**WHAT YOU WILL DO:**
Without the pictures, set down every line of the data exactly.

— Begin DATA SHOWN —

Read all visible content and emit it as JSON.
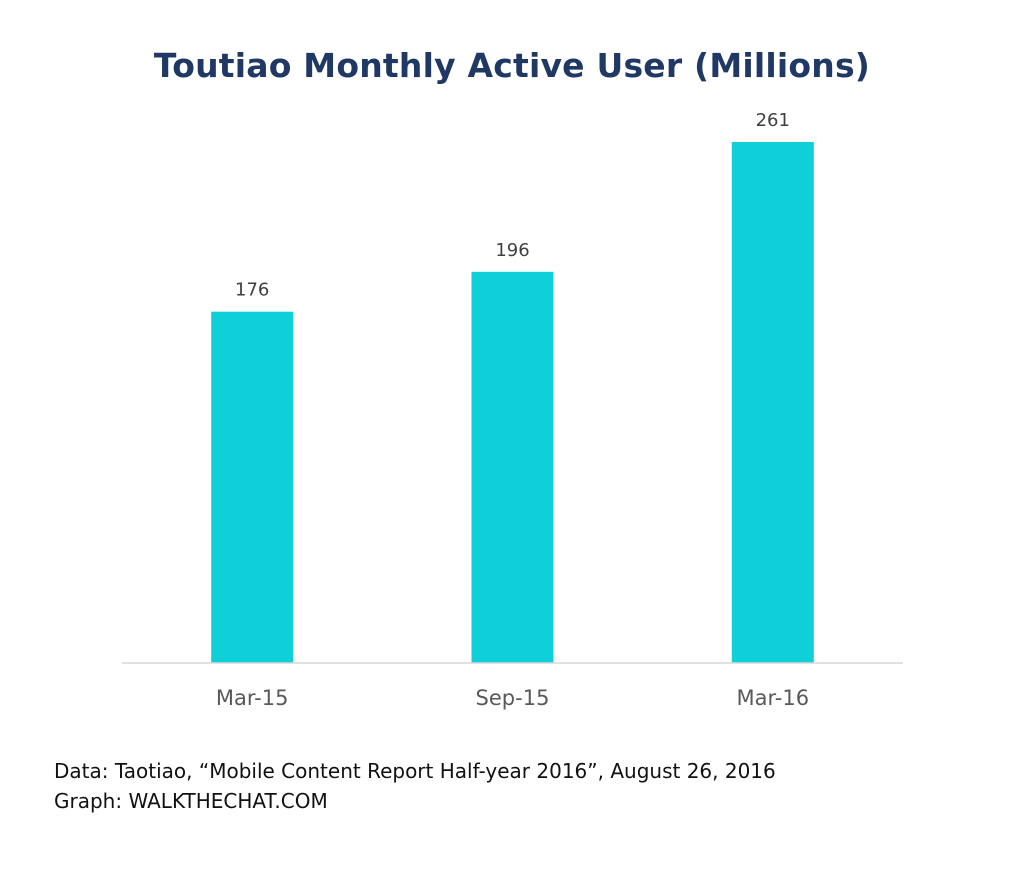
{
  "chart_data": {
    "type": "bar",
    "title": "Toutiao Monthly Active User (Millions)",
    "categories": [
      "Mar-15",
      "Sep-15",
      "Mar-16"
    ],
    "values": [
      176,
      196,
      261
    ],
    "data_labels": [
      "176",
      "196",
      "261"
    ],
    "xlabel": "",
    "ylabel": "",
    "ylim": [
      0,
      270
    ],
    "grid": false,
    "legend": "none",
    "bar_color": "#0fcfd8",
    "axis_color": "#d9d9d9",
    "label_color": "#404040",
    "title_color": "#1f3864"
  },
  "footer": {
    "source": "Data: Taotiao, “Mobile Content Report Half-year 2016”, August 26, 2016",
    "credit": "Graph: WALKTHECHAT.COM"
  }
}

— End DATA SHOWN —

**PROBLEM SOLUTION:**
Read all visible content and emit it as JSON.
{
  "chart_data": {
    "type": "bar",
    "title": "Toutiao Monthly Active User (Millions)",
    "categories": [
      "Mar-15",
      "Sep-15",
      "Mar-16"
    ],
    "values": [
      176,
      196,
      261
    ],
    "data_labels": [
      "176",
      "196",
      "261"
    ],
    "xlabel": "",
    "ylabel": "",
    "ylim": [
      0,
      270
    ],
    "grid": false,
    "legend": "none",
    "bar_color": "#0fcfd8",
    "axis_color": "#d9d9d9",
    "label_color": "#404040",
    "title_color": "#1f3864"
  },
  "footer": {
    "source": "Data: Taotiao, “Mobile Content Report Half-year 2016”, August 26, 2016",
    "credit": "Graph: WALKTHECHAT.COM"
  }
}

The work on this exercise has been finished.